Set exercise:
Reproduce every entry that follows word for word, but omit the images.

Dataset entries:

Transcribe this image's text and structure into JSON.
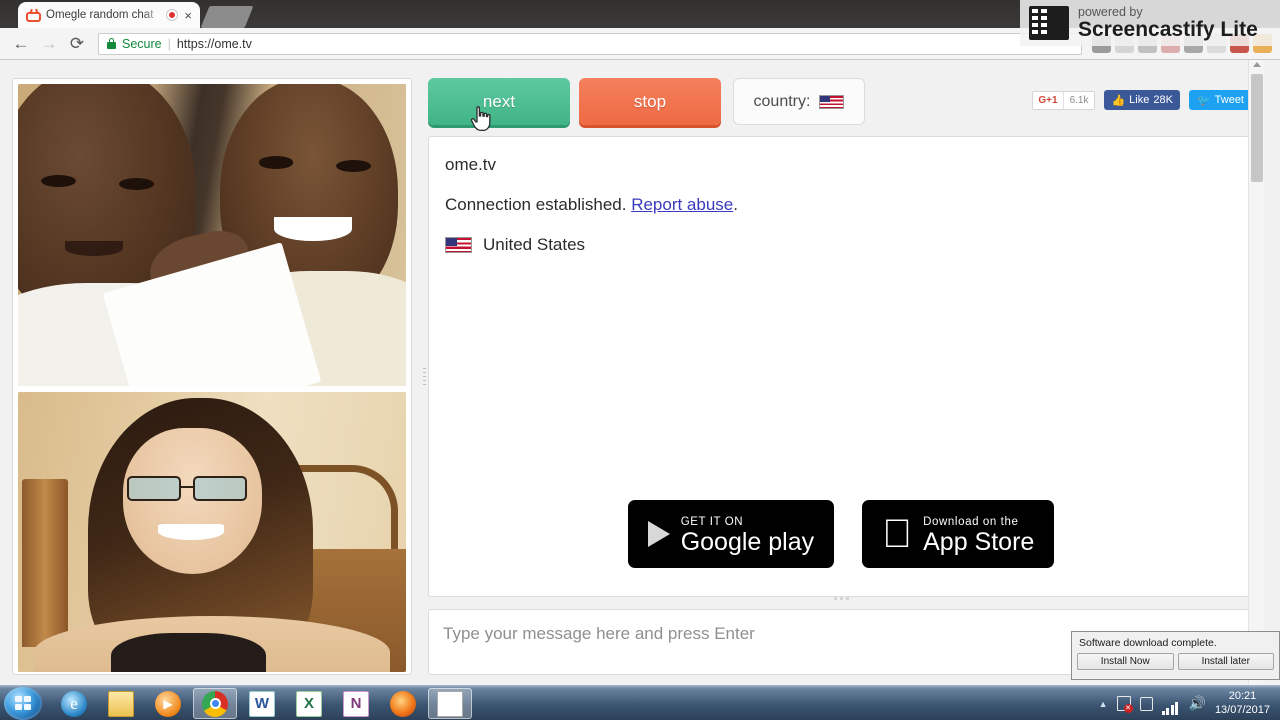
{
  "browser": {
    "tab": {
      "title": "Omegle random chat",
      "favicon": "tv-icon",
      "recording_indicator": "record-dot",
      "close": "×"
    },
    "nav": {
      "back": "←",
      "forward": "→",
      "reload": "⟳"
    },
    "omnibox": {
      "security_label": "Secure",
      "separator": "|",
      "url": "https://ome.tv"
    }
  },
  "overlay": {
    "powered_by": "powered by",
    "product": "Screencastify Lite"
  },
  "site": {
    "controls": {
      "next_label": "next",
      "stop_label": "stop",
      "country_label": "country:",
      "country_flag": "us-flag"
    },
    "social": {
      "gplus_label": "G+1",
      "gplus_count": "6.1k",
      "facebook_label": "Like",
      "facebook_count": "28K",
      "twitter_label": "Tweet"
    },
    "chat": {
      "lines": [
        {
          "text": "ome.tv"
        },
        {
          "text": "Connection established. ",
          "link": "Report abuse",
          "suffix": "."
        }
      ],
      "country_name": "United States",
      "country_flag": "us-flag"
    },
    "stores": [
      {
        "small": "GET IT ON",
        "big": "Google play",
        "icon": "google-play-icon"
      },
      {
        "small": "Download on the",
        "big": "App Store",
        "icon": "apple-icon"
      }
    ],
    "message_input": {
      "placeholder": "Type your message here and press Enter",
      "value": ""
    },
    "video": {
      "remote_label": "remote-video",
      "local_label": "local-video"
    }
  },
  "notification": {
    "message": "Software download complete.",
    "primary_button": "Install Now",
    "secondary_button": "Install later"
  },
  "taskbar": {
    "start": "start-orb",
    "items": [
      {
        "name": "internet-explorer"
      },
      {
        "name": "windows-explorer"
      },
      {
        "name": "windows-media-player"
      },
      {
        "name": "google-chrome",
        "active": true
      },
      {
        "name": "microsoft-word"
      },
      {
        "name": "microsoft-excel"
      },
      {
        "name": "microsoft-onenote"
      },
      {
        "name": "mozilla-firefox"
      },
      {
        "name": "document-window"
      }
    ],
    "tray": {
      "chevron": "▲",
      "flag": "action-center",
      "network": "network",
      "volume": "volume"
    },
    "clock": {
      "time": "20:21",
      "date": "13/07/2017"
    }
  },
  "colors": {
    "next_green": "#40b487",
    "stop_orange": "#ef6a44",
    "link_blue": "#3b3bbd",
    "secure_green": "#128a3c",
    "facebook_blue": "#3b5998",
    "twitter_blue": "#1da1f2"
  }
}
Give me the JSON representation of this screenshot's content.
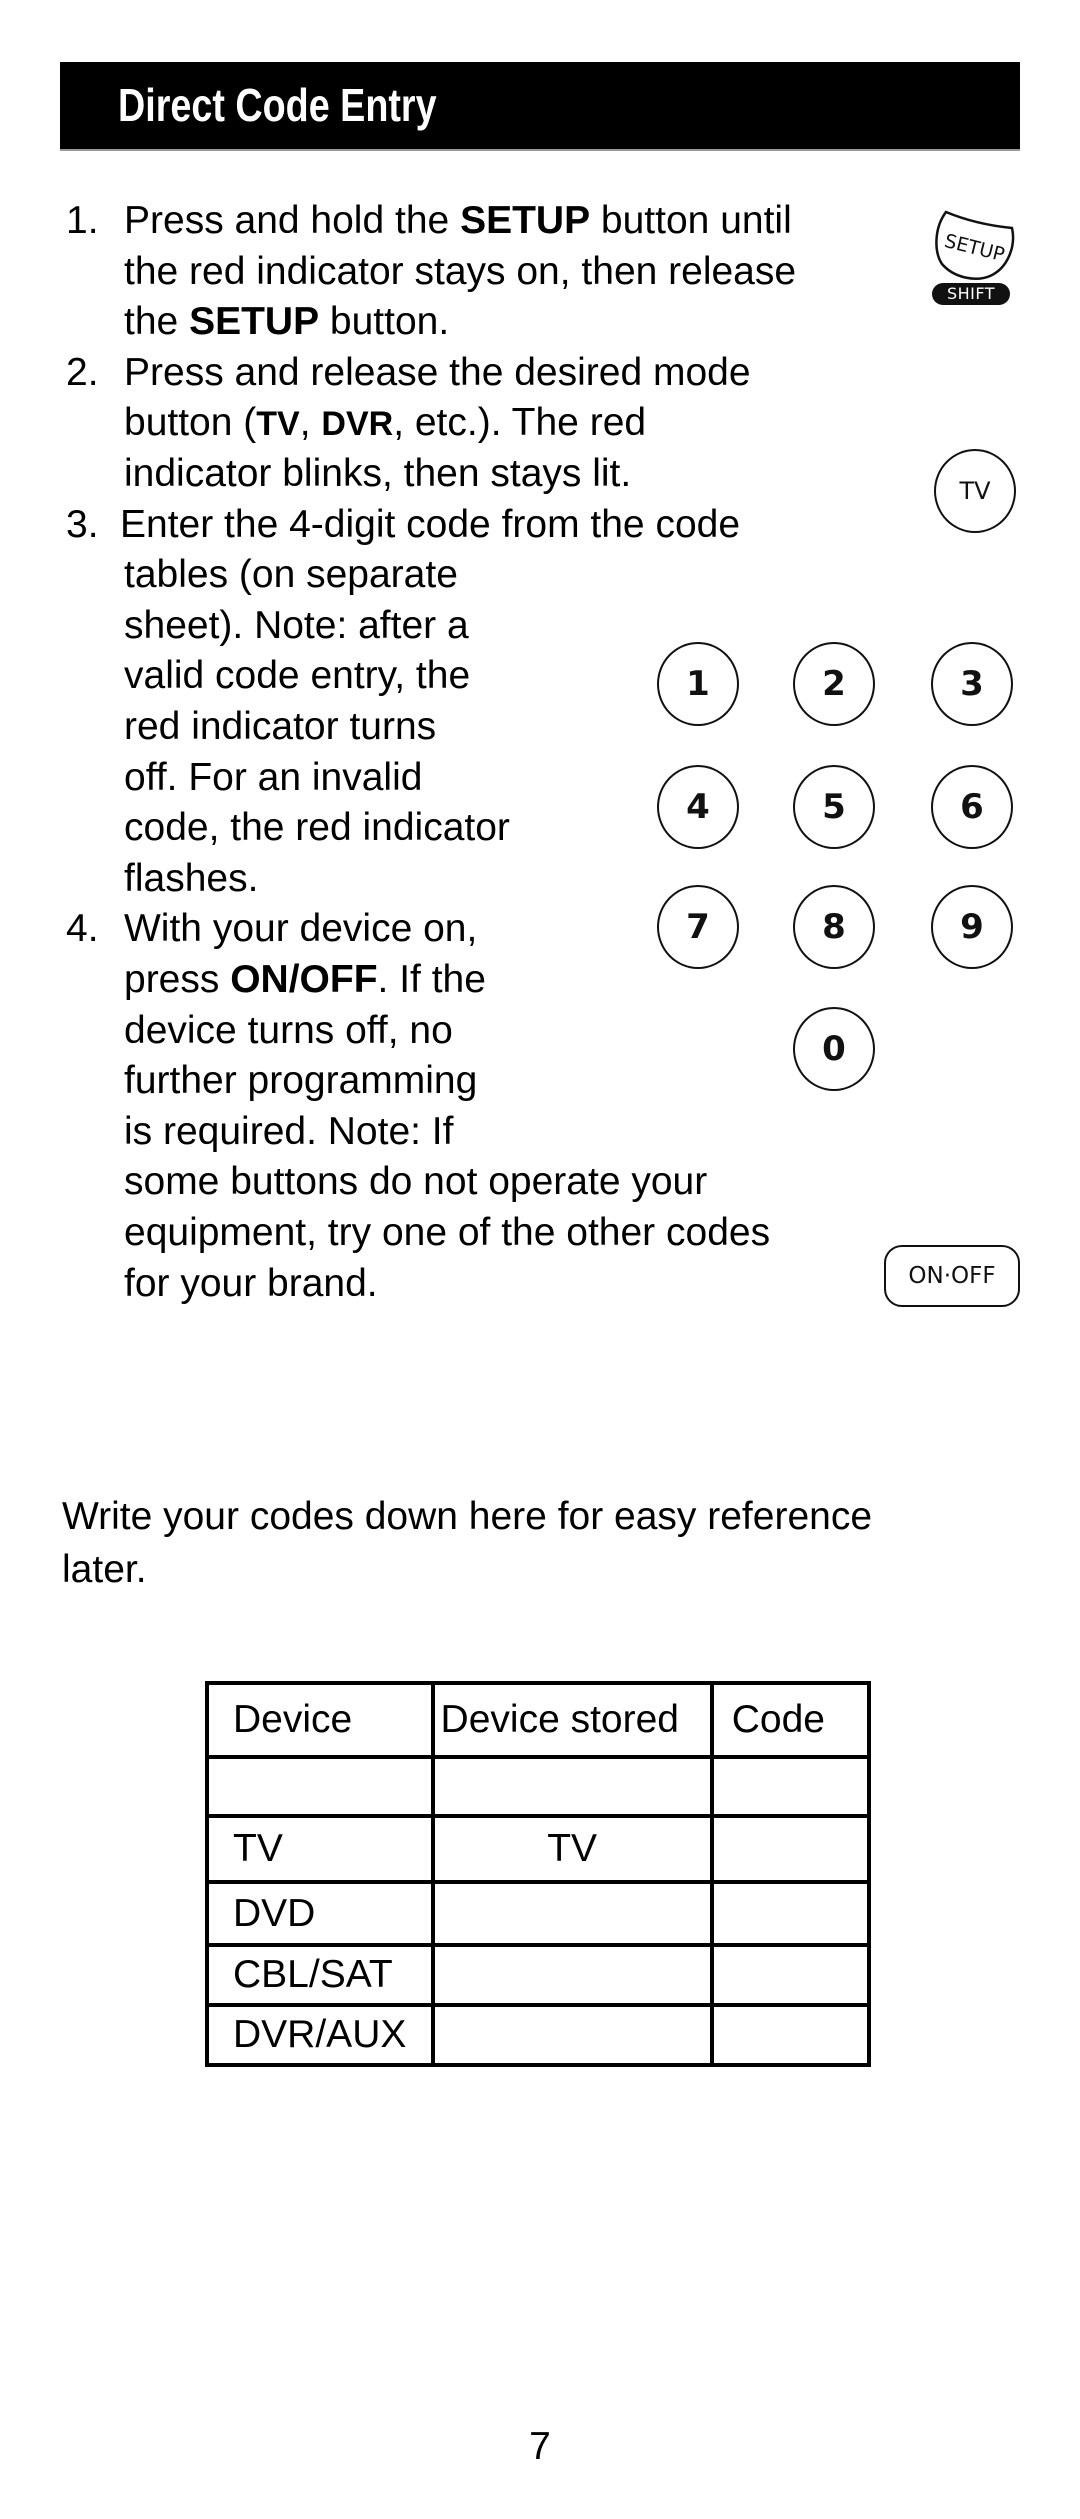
{
  "header": {
    "title": "Direct Code Entry"
  },
  "steps": [
    {
      "number": "1.",
      "lines": [
        [
          "Press and hold the ",
          {
            "b": "SETUP"
          },
          " button until"
        ],
        [
          "the red indicator stays on, then release"
        ],
        [
          "the ",
          {
            "b": "SETUP"
          },
          " button."
        ]
      ]
    },
    {
      "number": "2.",
      "lines": [
        [
          "Press and release the desired mode"
        ],
        [
          "button (",
          {
            "bs": "TV"
          },
          ", ",
          {
            "bs": "DVR"
          },
          ", etc.). The red"
        ],
        [
          "indicator blinks, then stays lit."
        ]
      ]
    },
    {
      "number": "3.",
      "lines": [
        [
          "Enter the 4-digit code from the code"
        ],
        [
          "tables (on separate"
        ],
        [
          "sheet). Note: after a"
        ],
        [
          "valid code entry, the"
        ],
        [
          "red indicator turns"
        ],
        [
          "off.  For an invalid"
        ],
        [
          "code, the red indicator"
        ],
        [
          "flashes."
        ]
      ]
    },
    {
      "number": "4.",
      "lines": [
        [
          "With your device on,"
        ],
        [
          "press ",
          {
            "b": "ON/OFF"
          },
          ". If the"
        ],
        [
          "device turns off, no"
        ],
        [
          "further programming"
        ],
        [
          "is required. Note: If"
        ],
        [
          "some buttons do not operate your"
        ],
        [
          "equipment, try one of the other codes"
        ],
        [
          "for your brand."
        ]
      ]
    }
  ],
  "remote_buttons": {
    "setup": {
      "label": "SETUP",
      "icon": "setup-button-icon"
    },
    "shift": {
      "label": "SHIFT",
      "icon": "shift-label-icon"
    },
    "tv": {
      "label": "TV",
      "icon": "tv-button-icon"
    },
    "digits": [
      "1",
      "2",
      "3",
      "4",
      "5",
      "6",
      "7",
      "8",
      "9",
      "0"
    ],
    "onoff": {
      "label": "ON·OFF",
      "icon": "on-off-button-icon"
    }
  },
  "note": {
    "line1": "Write your codes down here for easy reference",
    "line2": "later."
  },
  "code_table": {
    "headers": [
      "Device",
      "Device stored",
      "Code"
    ],
    "rows": [
      [
        "",
        "",
        ""
      ],
      [
        "TV",
        "TV",
        ""
      ],
      [
        "DVD",
        "",
        ""
      ],
      [
        "CBL/SAT",
        "",
        ""
      ],
      [
        "DVR/AUX",
        "",
        ""
      ]
    ]
  },
  "page_number": "7"
}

The output:
Transcribe this image's text and structure into JSON.
{
  "browser": {
    "tab": {
      "title": "Omegle random chat",
      "favicon": "tv-icon",
      "recording_indicator": "record-dot",
      "close": "×"
    },
    "nav": {
      "back": "←",
      "forward": "→",
      "reload": "⟳"
    },
    "omnibox": {
      "security_label": "Secure",
      "separator": "|",
      "url": "https://ome.tv"
    }
  },
  "overlay": {
    "powered_by": "powered by",
    "product": "Screencastify Lite"
  },
  "site": {
    "controls": {
      "next_label": "next",
      "stop_label": "stop",
      "country_label": "country:",
      "country_flag": "us-flag"
    },
    "social": {
      "gplus_label": "G+1",
      "gplus_count": "6.1k",
      "facebook_label": "Like",
      "facebook_count": "28K",
      "twitter_label": "Tweet"
    },
    "chat": {
      "lines": [
        {
          "text": "ome.tv"
        },
        {
          "text": "Connection established. ",
          "link": "Report abuse",
          "suffix": "."
        }
      ],
      "country_name": "United States",
      "country_flag": "us-flag"
    },
    "stores": [
      {
        "small": "GET IT ON",
        "big": "Google play",
        "icon": "google-play-icon"
      },
      {
        "small": "Download on the",
        "big": "App Store",
        "icon": "apple-icon"
      }
    ],
    "message_input": {
      "placeholder": "Type your message here and press Enter",
      "value": ""
    },
    "video": {
      "remote_label": "remote-video",
      "local_label": "local-video"
    }
  },
  "notification": {
    "message": "Software download complete.",
    "primary_button": "Install Now",
    "secondary_button": "Install later"
  },
  "taskbar": {
    "start": "start-orb",
    "items": [
      {
        "name": "internet-explorer"
      },
      {
        "name": "windows-explorer"
      },
      {
        "name": "windows-media-player"
      },
      {
        "name": "google-chrome",
        "active": true
      },
      {
        "name": "microsoft-word"
      },
      {
        "name": "microsoft-excel"
      },
      {
        "name": "microsoft-onenote"
      },
      {
        "name": "mozilla-firefox"
      },
      {
        "name": "document-window"
      }
    ],
    "tray": {
      "chevron": "▲",
      "flag": "action-center",
      "network": "network",
      "volume": "volume"
    },
    "clock": {
      "time": "20:21",
      "date": "13/07/2017"
    }
  },
  "colors": {
    "next_green": "#40b487",
    "stop_orange": "#ef6a44",
    "link_blue": "#3b3bbd",
    "secure_green": "#128a3c",
    "facebook_blue": "#3b5998",
    "twitter_blue": "#1da1f2"
  }
}
Give me the JSON representation of this screenshot's content.
{
  "header": {
    "title": "Direct Code Entry"
  },
  "steps": [
    {
      "number": "1.",
      "lines": [
        [
          "Press and hold the ",
          {
            "b": "SETUP"
          },
          " button until"
        ],
        [
          "the red indicator stays on, then release"
        ],
        [
          "the ",
          {
            "b": "SETUP"
          },
          " button."
        ]
      ]
    },
    {
      "number": "2.",
      "lines": [
        [
          "Press and release the desired mode"
        ],
        [
          "button (",
          {
            "bs": "TV"
          },
          ", ",
          {
            "bs": "DVR"
          },
          ", etc.). The red"
        ],
        [
          "indicator blinks, then stays lit."
        ]
      ]
    },
    {
      "number": "3.",
      "lines": [
        [
          "Enter the 4-digit code from the code"
        ],
        [
          "tables (on separate"
        ],
        [
          "sheet). Note: after a"
        ],
        [
          "valid code entry, the"
        ],
        [
          "red indicator turns"
        ],
        [
          "off.  For an invalid"
        ],
        [
          "code, the red indicator"
        ],
        [
          "flashes."
        ]
      ]
    },
    {
      "number": "4.",
      "lines": [
        [
          "With your device on,"
        ],
        [
          "press ",
          {
            "b": "ON/OFF"
          },
          ". If the"
        ],
        [
          "device turns off, no"
        ],
        [
          "further programming"
        ],
        [
          "is required. Note: If"
        ],
        [
          "some buttons do not operate your"
        ],
        [
          "equipment, try one of the other codes"
        ],
        [
          "for your brand."
        ]
      ]
    }
  ],
  "remote_buttons": {
    "setup": {
      "label": "SETUP",
      "icon": "setup-button-icon"
    },
    "shift": {
      "label": "SHIFT",
      "icon": "shift-label-icon"
    },
    "tv": {
      "label": "TV",
      "icon": "tv-button-icon"
    },
    "digits": [
      "1",
      "2",
      "3",
      "4",
      "5",
      "6",
      "7",
      "8",
      "9",
      "0"
    ],
    "onoff": {
      "label": "ON·OFF",
      "icon": "on-off-button-icon"
    }
  },
  "note": {
    "line1": "Write your codes down here for easy reference",
    "line2": "later."
  },
  "code_table": {
    "headers": [
      "Device",
      "Device stored",
      "Code"
    ],
    "rows": [
      [
        "",
        "",
        ""
      ],
      [
        "TV",
        "TV",
        ""
      ],
      [
        "DVD",
        "",
        ""
      ],
      [
        "CBL/SAT",
        "",
        ""
      ],
      [
        "DVR/AUX",
        "",
        ""
      ]
    ]
  },
  "page_number": "7"
}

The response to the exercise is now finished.